▶ [RECORD EXTRACTS]:
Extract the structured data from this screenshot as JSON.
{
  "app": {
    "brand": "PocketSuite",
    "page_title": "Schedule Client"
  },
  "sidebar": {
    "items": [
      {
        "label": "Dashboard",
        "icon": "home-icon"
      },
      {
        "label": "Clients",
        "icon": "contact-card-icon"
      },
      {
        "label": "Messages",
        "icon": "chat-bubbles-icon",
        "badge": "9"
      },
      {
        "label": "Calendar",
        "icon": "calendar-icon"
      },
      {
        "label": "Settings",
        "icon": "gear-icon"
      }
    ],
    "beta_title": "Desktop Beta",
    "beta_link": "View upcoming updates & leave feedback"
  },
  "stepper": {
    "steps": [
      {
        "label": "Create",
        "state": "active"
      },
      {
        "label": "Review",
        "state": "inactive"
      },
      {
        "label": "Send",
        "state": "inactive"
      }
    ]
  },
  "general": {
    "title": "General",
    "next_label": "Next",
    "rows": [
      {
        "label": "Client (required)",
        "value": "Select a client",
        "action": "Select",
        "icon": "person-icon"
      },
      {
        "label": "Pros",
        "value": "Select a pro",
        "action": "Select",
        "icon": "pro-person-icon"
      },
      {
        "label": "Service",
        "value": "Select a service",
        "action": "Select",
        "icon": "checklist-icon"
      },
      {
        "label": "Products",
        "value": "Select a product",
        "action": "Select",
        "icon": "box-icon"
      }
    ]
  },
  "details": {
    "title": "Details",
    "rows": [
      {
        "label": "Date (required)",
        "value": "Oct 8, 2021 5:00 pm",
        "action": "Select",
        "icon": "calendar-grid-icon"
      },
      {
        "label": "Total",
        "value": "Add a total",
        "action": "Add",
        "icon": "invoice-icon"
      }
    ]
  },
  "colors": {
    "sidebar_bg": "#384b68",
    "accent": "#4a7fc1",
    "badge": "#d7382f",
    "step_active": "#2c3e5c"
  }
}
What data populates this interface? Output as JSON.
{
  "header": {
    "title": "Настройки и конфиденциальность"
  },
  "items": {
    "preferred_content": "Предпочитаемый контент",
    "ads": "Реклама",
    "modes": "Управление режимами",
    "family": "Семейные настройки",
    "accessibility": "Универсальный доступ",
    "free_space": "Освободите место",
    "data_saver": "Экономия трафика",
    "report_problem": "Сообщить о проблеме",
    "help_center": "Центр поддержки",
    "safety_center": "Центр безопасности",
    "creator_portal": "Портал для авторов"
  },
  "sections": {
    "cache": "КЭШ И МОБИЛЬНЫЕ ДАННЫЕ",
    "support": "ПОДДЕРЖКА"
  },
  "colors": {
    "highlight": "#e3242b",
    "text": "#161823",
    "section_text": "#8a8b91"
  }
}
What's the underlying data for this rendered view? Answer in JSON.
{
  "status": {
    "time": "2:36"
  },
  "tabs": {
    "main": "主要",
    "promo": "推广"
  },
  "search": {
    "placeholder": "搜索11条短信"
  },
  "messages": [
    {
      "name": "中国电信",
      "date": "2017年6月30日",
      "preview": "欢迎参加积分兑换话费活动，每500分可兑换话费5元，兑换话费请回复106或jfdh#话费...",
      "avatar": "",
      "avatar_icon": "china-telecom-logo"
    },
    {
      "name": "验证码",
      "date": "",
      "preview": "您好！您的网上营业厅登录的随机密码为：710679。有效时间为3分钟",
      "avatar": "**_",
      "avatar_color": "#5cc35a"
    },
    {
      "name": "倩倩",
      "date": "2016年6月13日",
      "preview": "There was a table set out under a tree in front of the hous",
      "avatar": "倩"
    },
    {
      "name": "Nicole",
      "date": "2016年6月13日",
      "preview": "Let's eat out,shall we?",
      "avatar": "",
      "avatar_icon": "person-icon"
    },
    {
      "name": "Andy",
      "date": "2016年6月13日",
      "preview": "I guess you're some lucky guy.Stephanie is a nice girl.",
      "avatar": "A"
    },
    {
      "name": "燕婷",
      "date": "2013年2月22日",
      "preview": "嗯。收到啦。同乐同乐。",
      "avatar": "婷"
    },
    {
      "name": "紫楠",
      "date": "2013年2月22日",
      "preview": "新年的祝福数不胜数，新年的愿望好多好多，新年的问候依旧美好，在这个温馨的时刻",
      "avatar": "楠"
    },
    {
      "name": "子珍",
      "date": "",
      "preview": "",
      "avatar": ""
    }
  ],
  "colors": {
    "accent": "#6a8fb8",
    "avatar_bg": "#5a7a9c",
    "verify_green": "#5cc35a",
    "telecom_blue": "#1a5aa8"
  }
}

▶ [WHAT THE TASK REQUIRES]: Your task is to transcribe the material exactly.

▶ [ANSWER BELOW]:
Extract the structured data from this screenshot as JSON.
{
  "app": {
    "brand": "PocketSuite",
    "page_title": "Schedule Client"
  },
  "sidebar": {
    "items": [
      {
        "label": "Dashboard",
        "icon": "home-icon"
      },
      {
        "label": "Clients",
        "icon": "contact-card-icon"
      },
      {
        "label": "Messages",
        "icon": "chat-bubbles-icon",
        "badge": "9"
      },
      {
        "label": "Calendar",
        "icon": "calendar-icon"
      },
      {
        "label": "Settings",
        "icon": "gear-icon"
      }
    ],
    "beta_title": "Desktop Beta",
    "beta_link": "View upcoming updates & leave feedback"
  },
  "stepper": {
    "steps": [
      {
        "label": "Create",
        "state": "active"
      },
      {
        "label": "Review",
        "state": "inactive"
      },
      {
        "label": "Send",
        "state": "inactive"
      }
    ]
  },
  "general": {
    "title": "General",
    "next_label": "Next",
    "rows": [
      {
        "label": "Client (required)",
        "value": "Select a client",
        "action": "Select",
        "icon": "person-icon"
      },
      {
        "label": "Pros",
        "value": "Select a pro",
        "action": "Select",
        "icon": "pro-person-icon"
      },
      {
        "label": "Service",
        "value": "Select a service",
        "action": "Select",
        "icon": "checklist-icon"
      },
      {
        "label": "Products",
        "value": "Select a product",
        "action": "Select",
        "icon": "box-icon"
      }
    ]
  },
  "details": {
    "title": "Details",
    "rows": [
      {
        "label": "Date (required)",
        "value": "Oct 8, 2021 5:00 pm",
        "action": "Select",
        "icon": "calendar-grid-icon"
      },
      {
        "label": "Total",
        "value": "Add a total",
        "action": "Add",
        "icon": "invoice-icon"
      }
    ]
  },
  "colors": {
    "sidebar_bg": "#384b68",
    "accent": "#4a7fc1",
    "badge": "#d7382f",
    "step_active": "#2c3e5c"
  }
}
What data populates this interface? Output as JSON.
{
  "header": {
    "title": "Настройки и конфиденциальность"
  },
  "items": {
    "preferred_content": "Предпочитаемый контент",
    "ads": "Реклама",
    "modes": "Управление режимами",
    "family": "Семейные настройки",
    "accessibility": "Универсальный доступ",
    "free_space": "Освободите место",
    "data_saver": "Экономия трафика",
    "report_problem": "Сообщить о проблеме",
    "help_center": "Центр поддержки",
    "safety_center": "Центр безопасности",
    "creator_portal": "Портал для авторов"
  },
  "sections": {
    "cache": "КЭШ И МОБИЛЬНЫЕ ДАННЫЕ",
    "support": "ПОДДЕРЖКА"
  },
  "colors": {
    "highlight": "#e3242b",
    "text": "#161823",
    "section_text": "#8a8b91"
  }
}
What's the underlying data for this rendered view? Answer in JSON.
{
  "status": {
    "time": "2:36"
  },
  "tabs": {
    "main": "主要",
    "promo": "推广"
  },
  "search": {
    "placeholder": "搜索11条短信"
  },
  "messages": [
    {
      "name": "中国电信",
      "date": "2017年6月30日",
      "preview": "欢迎参加积分兑换话费活动，每500分可兑换话费5元，兑换话费请回复106或jfdh#话费...",
      "avatar": "",
      "avatar_icon": "china-telecom-logo"
    },
    {
      "name": "验证码",
      "date": "",
      "preview": "您好！您的网上营业厅登录的随机密码为：710679。有效时间为3分钟",
      "avatar": "**_",
      "avatar_color": "#5cc35a"
    },
    {
      "name": "倩倩",
      "date": "2016年6月13日",
      "preview": "There was a table set out under a tree in front of the hous",
      "avatar": "倩"
    },
    {
      "name": "Nicole",
      "date": "2016年6月13日",
      "preview": "Let's eat out,shall we?",
      "avatar": "",
      "avatar_icon": "person-icon"
    },
    {
      "name": "Andy",
      "date": "2016年6月13日",
      "preview": "I guess you're some lucky guy.Stephanie is a nice girl.",
      "avatar": "A"
    },
    {
      "name": "燕婷",
      "date": "2013年2月22日",
      "preview": "嗯。收到啦。同乐同乐。",
      "avatar": "婷"
    },
    {
      "name": "紫楠",
      "date": "2013年2月22日",
      "preview": "新年的祝福数不胜数，新年的愿望好多好多，新年的问候依旧美好，在这个温馨的时刻",
      "avatar": "楠"
    },
    {
      "name": "子珍",
      "date": "",
      "preview": "",
      "avatar": ""
    }
  ],
  "colors": {
    "accent": "#6a8fb8",
    "avatar_bg": "#5a7a9c",
    "verify_green": "#5cc35a",
    "telecom_blue": "#1a5aa8"
  }
}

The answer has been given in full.